### Items
* * * * * * *

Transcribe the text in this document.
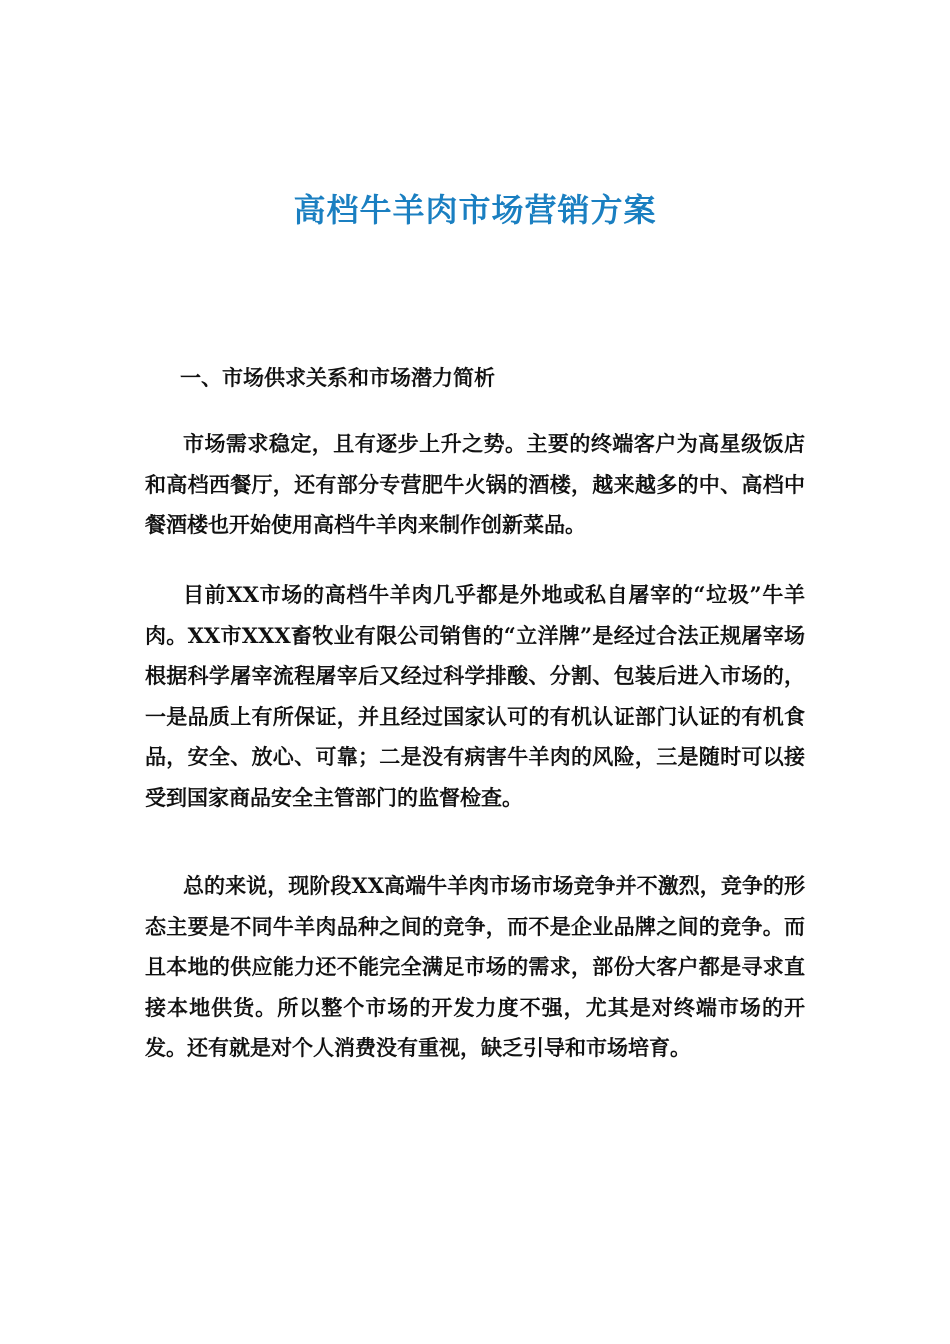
高档牛羊肉市场营销方案
一、市场供求关系和市场潜力简析
市场需求稳定，且有逐步上升之势。主要的终端客户为高星级饭店和高档西餐厅，还有部分专营肥牛火锅的酒楼，越来越多的中、高档中餐酒楼也开始使用高档牛羊肉来制作创新菜品。
目前XX市场的高档牛羊肉几乎都是外地或私自屠宰的“垃圾”牛羊肉。XX市XXX畜牧业有限公司销售的“立洋牌”是经过合法正规屠宰场根据科学屠宰流程屠宰后又经过科学排酸、分割、包装后进入市场的，一是品质上有所保证，并且经过国家认可的有机认证部门认证的有机食品，安全、放心、可靠；二是没有病害牛羊肉的风险，三是随时可以接受到国家商品安全主管部门的监督检查。
总的来说，现阶段XX高端牛羊肉市场市场竞争并不激烈，竞争的形态主要是不同牛羊肉品种之间的竞争，而不是企业品牌之间的竞争。而且本地的供应能力还不能完全满足市场的需求，部份大客户都是寻求直接本地供货。所以整个市场的开发力度不强，尤其是对终端市场的开发。还有就是对个人消费没有重视，缺乏引导和市场培育。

* * * * * * *

### Written problem
Print out every entry above without changing a word, and leave out the pictures.

### Solution below
Transcribe the text in this document.
高档牛羊肉市场营销方案
一、市场供求关系和市场潜力简析
市场需求稳定，且有逐步上升之势。主要的终端客户为高星级饭店和高档西餐厅，还有部分专营肥牛火锅的酒楼，越来越多的中、高档中餐酒楼也开始使用高档牛羊肉来制作创新菜品。
目前XX市场的高档牛羊肉几乎都是外地或私自屠宰的“垃圾”牛羊肉。XX市XXX畜牧业有限公司销售的“立洋牌”是经过合法正规屠宰场根据科学屠宰流程屠宰后又经过科学排酸、分割、包装后进入市场的，一是品质上有所保证，并且经过国家认可的有机认证部门认证的有机食品，安全、放心、可靠；二是没有病害牛羊肉的风险，三是随时可以接受到国家商品安全主管部门的监督检查。
总的来说，现阶段XX高端牛羊肉市场市场竞争并不激烈，竞争的形态主要是不同牛羊肉品种之间的竞争，而不是企业品牌之间的竞争。而且本地的供应能力还不能完全满足市场的需求，部份大客户都是寻求直接本地供货。所以整个市场的开发力度不强，尤其是对终端市场的开发。还有就是对个人消费没有重视，缺乏引导和市场培育。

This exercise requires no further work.